■ Text

D.melanogaster Shadowed Annotation and Conserved Gene Models All transcripts have greater than 50% coverage. Splicing, initiation, termination, and reading frame were verified to be considered conserved. GENES WITH FULL LENGTH CDNA From the BDGP Gold Collection Line Genes Conserved c1674 2688 2622 98% md106 2644 2589 98% md199 3191 3125 98% newc 1634 1592 97% sim4+6 4108 3997 97% w501 3938 3825 97% ALL GENES Line Genes Conserved c1674 6945 6534 94% md106 6891 6499 94% md199 8166 7688 94% newc 4246 4004 94% sim4+6 10920 10155 93% w501 10433 9654 93% Note: For technical reasons Sim4 and Sim6 were combined during the alignment and assembly process and a single Sim4+6 consensus was called. Early investigation into heterozygosity indicated the lines were likely mixtures of eachother. Note: Simulans indels are being made available on request.

■ Record extracts
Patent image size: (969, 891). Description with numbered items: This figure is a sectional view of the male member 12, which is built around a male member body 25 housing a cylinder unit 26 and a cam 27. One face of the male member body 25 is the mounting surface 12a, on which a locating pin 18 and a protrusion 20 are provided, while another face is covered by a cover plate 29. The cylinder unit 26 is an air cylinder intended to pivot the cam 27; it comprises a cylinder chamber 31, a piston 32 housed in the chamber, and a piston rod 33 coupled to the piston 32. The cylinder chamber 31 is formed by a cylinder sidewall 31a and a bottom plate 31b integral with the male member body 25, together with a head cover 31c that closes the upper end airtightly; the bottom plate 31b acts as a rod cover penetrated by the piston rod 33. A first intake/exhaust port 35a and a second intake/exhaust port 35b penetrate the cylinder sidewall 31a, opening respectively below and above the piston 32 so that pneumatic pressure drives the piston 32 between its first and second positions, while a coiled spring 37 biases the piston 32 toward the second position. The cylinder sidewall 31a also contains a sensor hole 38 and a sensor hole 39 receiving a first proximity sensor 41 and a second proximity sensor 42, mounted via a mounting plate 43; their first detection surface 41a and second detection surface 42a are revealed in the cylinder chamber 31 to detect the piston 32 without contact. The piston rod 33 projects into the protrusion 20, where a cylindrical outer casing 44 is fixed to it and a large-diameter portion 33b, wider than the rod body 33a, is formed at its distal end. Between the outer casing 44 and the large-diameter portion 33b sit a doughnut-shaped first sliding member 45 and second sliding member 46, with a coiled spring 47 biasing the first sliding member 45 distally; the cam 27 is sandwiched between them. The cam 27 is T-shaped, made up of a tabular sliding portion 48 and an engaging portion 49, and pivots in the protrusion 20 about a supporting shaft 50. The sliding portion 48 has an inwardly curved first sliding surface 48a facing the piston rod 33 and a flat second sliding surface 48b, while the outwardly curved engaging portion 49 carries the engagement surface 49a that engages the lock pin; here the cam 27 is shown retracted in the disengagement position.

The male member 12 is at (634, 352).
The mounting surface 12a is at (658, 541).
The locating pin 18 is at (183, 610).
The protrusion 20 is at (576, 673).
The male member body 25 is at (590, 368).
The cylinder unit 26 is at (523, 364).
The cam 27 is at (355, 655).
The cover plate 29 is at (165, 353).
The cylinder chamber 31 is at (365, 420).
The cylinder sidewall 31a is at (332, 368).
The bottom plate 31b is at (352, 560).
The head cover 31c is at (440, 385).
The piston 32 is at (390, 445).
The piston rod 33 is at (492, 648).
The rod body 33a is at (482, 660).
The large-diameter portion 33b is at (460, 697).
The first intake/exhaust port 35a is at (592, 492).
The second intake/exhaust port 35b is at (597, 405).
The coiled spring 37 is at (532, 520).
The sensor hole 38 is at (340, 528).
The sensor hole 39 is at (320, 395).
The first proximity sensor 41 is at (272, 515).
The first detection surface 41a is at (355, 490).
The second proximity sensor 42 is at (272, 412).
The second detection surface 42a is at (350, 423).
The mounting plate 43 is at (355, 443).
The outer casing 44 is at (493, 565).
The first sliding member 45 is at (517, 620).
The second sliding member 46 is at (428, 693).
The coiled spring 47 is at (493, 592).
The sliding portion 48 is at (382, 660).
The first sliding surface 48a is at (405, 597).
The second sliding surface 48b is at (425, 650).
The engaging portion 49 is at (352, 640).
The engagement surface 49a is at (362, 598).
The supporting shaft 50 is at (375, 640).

■ Questions to answer
1. Answer these from the text on conserved gene models.
(a) What share of genes with full-length cDNA was conserved in line md199?
(b) Which two lines were combined during the alignment and assembly process?
(c) On what basis are Simulans indels being made available?
2. Carry on the text on conserved gene models from its final sentence.

■ Answers by item number
1.
(a) 98%
(b) Sim4 and Sim6
(c) On request

2.
The primary goal of this assembly is to provide a resource for the study of sequence variation, to that end multiple alignments of the reads in each line are given in addition to their corresponding quality scores and consensus sequence. From this the user can create specific FASTA files with and without indels at the appropriate quality score threshold for their desired application. Since the resulting sequences are aligned to D.melanogaster is also possible to shadow D.melanogaster annotation as well as construct multiple alignments. The above multiple alignment and gene annotations examples of this.
A Note on File Format
The multiple alignments of individual lines were distilled to a format we call VMA, for vertical multiple alignment. The format consists of the following tab delimited columns:
- Position in D.melanogaster genome.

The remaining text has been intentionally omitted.